Start RECORDED DATA

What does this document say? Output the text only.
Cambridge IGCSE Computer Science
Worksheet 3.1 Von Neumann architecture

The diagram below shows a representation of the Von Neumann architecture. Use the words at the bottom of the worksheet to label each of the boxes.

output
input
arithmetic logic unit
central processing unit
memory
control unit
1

End RECORDED DATA

GOAL OF THE EXERCISE:
Could you quote the material above in full, exactly as it stands?

RESPONSE TO THIS TASK:
What does this document say? Output the text only.
Cambridge IGCSE Computer Science
Worksheet 3.1 Von Neumann architecture

The diagram below shows a representation of the Von Neumann architecture. Use the words at the bottom of the worksheet to label each of the boxes.

output
input
arithmetic logic unit
central processing unit
memory
control unit
1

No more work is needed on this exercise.